TASK GOAL: Keep only those lines of the records that include the string "считают".

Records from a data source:
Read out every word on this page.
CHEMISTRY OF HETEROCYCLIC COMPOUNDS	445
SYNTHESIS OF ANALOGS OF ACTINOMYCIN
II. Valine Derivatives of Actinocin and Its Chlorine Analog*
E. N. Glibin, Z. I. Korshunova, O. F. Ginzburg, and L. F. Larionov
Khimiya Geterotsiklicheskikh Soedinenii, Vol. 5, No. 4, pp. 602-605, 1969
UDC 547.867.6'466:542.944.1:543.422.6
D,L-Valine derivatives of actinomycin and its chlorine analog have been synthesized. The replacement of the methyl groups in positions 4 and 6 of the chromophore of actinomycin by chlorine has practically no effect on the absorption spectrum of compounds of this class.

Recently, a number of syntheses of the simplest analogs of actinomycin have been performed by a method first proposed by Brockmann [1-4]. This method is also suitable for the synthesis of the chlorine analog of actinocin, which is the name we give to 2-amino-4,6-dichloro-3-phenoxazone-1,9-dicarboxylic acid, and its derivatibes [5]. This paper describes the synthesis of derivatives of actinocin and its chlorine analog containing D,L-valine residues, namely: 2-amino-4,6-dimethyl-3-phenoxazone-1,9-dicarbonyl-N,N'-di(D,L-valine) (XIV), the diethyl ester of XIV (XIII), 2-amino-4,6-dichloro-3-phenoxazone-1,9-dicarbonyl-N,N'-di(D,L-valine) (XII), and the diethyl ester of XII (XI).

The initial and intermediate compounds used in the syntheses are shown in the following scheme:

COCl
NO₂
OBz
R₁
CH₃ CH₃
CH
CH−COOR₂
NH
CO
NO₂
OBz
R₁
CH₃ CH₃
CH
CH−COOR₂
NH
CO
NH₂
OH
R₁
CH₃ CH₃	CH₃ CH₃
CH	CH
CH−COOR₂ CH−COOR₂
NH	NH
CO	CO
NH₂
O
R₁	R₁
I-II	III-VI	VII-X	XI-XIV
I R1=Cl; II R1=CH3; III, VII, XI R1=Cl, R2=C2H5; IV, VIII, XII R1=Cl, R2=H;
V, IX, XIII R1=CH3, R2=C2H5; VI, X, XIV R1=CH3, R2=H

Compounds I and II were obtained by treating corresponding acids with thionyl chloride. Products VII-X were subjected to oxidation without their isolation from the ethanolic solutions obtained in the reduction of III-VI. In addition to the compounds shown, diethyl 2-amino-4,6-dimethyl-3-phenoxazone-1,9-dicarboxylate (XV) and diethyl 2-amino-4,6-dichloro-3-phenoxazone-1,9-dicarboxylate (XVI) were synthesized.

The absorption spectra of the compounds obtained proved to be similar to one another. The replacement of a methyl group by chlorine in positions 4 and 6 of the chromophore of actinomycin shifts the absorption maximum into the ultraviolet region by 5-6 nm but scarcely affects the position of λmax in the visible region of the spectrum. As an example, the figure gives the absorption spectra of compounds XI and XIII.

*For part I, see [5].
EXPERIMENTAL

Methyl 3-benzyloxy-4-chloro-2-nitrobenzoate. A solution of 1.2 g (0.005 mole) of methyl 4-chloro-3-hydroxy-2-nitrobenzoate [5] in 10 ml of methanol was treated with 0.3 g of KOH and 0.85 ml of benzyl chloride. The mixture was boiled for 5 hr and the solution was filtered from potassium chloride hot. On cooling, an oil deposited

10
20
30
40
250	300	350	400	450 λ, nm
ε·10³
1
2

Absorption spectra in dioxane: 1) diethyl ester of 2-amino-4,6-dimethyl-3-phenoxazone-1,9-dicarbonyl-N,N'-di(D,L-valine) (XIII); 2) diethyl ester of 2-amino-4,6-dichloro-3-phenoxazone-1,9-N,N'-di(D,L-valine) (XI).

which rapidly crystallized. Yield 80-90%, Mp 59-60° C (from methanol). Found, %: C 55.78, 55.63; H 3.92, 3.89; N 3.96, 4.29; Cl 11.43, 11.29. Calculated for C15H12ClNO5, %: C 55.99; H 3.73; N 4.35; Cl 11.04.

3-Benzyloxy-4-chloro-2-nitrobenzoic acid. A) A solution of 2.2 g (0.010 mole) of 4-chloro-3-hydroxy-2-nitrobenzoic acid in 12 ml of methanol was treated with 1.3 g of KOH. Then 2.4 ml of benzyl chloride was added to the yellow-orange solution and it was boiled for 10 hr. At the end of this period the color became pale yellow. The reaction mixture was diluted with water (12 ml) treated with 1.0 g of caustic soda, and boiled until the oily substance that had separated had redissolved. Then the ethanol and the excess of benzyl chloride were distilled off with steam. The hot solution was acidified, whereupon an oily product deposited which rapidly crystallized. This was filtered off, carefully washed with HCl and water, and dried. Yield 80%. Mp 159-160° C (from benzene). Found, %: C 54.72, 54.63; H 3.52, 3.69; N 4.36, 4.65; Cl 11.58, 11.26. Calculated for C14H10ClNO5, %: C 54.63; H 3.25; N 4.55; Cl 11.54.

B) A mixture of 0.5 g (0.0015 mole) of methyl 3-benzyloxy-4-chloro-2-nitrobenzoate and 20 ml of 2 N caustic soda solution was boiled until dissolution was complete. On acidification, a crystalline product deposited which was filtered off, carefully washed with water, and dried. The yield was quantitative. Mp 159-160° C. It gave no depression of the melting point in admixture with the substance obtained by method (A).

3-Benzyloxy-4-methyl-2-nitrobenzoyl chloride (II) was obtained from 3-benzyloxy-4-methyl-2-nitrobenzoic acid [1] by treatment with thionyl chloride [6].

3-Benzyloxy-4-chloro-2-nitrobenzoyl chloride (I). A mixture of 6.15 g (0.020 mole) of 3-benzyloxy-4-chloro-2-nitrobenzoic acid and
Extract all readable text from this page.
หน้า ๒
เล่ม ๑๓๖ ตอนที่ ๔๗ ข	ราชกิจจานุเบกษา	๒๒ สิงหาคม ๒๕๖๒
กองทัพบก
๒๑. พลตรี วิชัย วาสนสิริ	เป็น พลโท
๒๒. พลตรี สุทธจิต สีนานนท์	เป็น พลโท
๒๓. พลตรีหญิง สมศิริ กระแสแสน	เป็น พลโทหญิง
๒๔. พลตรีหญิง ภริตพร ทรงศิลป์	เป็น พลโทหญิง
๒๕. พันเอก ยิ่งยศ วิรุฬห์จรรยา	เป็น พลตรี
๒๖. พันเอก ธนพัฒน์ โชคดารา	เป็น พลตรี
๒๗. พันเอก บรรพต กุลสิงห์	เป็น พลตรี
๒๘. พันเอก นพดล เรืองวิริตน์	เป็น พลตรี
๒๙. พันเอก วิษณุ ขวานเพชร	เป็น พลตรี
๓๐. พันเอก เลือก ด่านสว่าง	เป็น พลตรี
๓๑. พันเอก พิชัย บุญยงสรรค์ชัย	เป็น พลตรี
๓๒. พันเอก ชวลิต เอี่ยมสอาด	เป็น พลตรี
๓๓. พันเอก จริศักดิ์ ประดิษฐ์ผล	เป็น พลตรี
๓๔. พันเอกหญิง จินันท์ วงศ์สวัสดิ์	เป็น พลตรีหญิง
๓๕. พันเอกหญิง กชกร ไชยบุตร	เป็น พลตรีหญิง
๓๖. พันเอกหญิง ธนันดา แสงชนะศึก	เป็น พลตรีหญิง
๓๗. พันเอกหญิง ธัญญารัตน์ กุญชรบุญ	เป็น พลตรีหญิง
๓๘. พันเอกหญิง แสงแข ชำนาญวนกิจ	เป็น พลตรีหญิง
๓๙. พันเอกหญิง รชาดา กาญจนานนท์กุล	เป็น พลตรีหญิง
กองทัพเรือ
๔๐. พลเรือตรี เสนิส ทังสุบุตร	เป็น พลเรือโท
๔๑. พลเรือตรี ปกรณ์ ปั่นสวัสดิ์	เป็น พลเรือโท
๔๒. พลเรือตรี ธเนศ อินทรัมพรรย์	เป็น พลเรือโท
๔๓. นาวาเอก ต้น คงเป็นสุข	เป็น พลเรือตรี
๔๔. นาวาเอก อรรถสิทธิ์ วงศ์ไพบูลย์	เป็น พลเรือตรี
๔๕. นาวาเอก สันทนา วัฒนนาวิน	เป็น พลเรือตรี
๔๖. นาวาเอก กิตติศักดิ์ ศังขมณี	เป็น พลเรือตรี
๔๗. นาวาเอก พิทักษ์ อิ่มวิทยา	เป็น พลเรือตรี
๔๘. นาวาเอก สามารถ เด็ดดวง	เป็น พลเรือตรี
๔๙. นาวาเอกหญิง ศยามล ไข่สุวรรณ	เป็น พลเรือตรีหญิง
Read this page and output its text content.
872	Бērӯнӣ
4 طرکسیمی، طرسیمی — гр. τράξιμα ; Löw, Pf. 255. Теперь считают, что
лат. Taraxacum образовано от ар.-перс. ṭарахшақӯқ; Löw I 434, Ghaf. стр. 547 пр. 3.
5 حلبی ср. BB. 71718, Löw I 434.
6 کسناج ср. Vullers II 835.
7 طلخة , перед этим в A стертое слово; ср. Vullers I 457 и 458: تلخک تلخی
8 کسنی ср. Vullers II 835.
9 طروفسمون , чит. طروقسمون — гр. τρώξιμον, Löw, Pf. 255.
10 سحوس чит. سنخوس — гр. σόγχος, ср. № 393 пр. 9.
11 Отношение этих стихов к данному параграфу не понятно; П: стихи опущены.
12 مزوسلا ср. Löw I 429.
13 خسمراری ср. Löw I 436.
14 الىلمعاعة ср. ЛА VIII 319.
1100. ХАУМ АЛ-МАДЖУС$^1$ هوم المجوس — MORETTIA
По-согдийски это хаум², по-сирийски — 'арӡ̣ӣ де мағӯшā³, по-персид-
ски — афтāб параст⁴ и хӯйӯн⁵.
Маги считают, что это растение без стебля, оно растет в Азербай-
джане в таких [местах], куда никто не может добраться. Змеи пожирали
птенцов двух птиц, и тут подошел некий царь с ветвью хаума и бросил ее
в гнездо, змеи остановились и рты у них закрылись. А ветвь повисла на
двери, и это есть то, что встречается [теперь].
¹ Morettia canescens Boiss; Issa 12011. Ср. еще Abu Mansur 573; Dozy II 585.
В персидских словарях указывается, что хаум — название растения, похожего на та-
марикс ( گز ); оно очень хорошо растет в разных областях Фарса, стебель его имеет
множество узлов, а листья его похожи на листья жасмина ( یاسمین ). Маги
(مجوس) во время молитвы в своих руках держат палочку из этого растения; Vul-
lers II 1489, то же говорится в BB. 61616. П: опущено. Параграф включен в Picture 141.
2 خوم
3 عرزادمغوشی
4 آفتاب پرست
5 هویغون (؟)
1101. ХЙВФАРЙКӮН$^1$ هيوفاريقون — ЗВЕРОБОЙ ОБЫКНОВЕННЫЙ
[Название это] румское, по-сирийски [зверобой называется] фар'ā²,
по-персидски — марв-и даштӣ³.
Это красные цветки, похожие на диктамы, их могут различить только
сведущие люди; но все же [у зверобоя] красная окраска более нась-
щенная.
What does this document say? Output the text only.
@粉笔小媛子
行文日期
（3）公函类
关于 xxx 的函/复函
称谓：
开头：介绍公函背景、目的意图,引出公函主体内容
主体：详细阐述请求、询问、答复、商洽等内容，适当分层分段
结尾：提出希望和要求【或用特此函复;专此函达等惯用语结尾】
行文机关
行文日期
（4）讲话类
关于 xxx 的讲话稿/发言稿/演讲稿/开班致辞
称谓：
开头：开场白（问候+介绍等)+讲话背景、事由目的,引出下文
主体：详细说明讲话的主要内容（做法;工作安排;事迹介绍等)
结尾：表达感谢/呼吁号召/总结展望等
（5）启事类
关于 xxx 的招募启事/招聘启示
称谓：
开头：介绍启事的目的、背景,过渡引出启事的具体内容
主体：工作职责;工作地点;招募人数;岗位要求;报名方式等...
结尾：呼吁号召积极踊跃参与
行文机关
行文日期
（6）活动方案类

RESPONSE TO THE TASK:
4 طرکسیمی، طرسیمی — гр. τράξιμα ; Löw, Pf. 255. Теперь считают, что
Маги считают, что это растение без стебля, оно растет в Азербай-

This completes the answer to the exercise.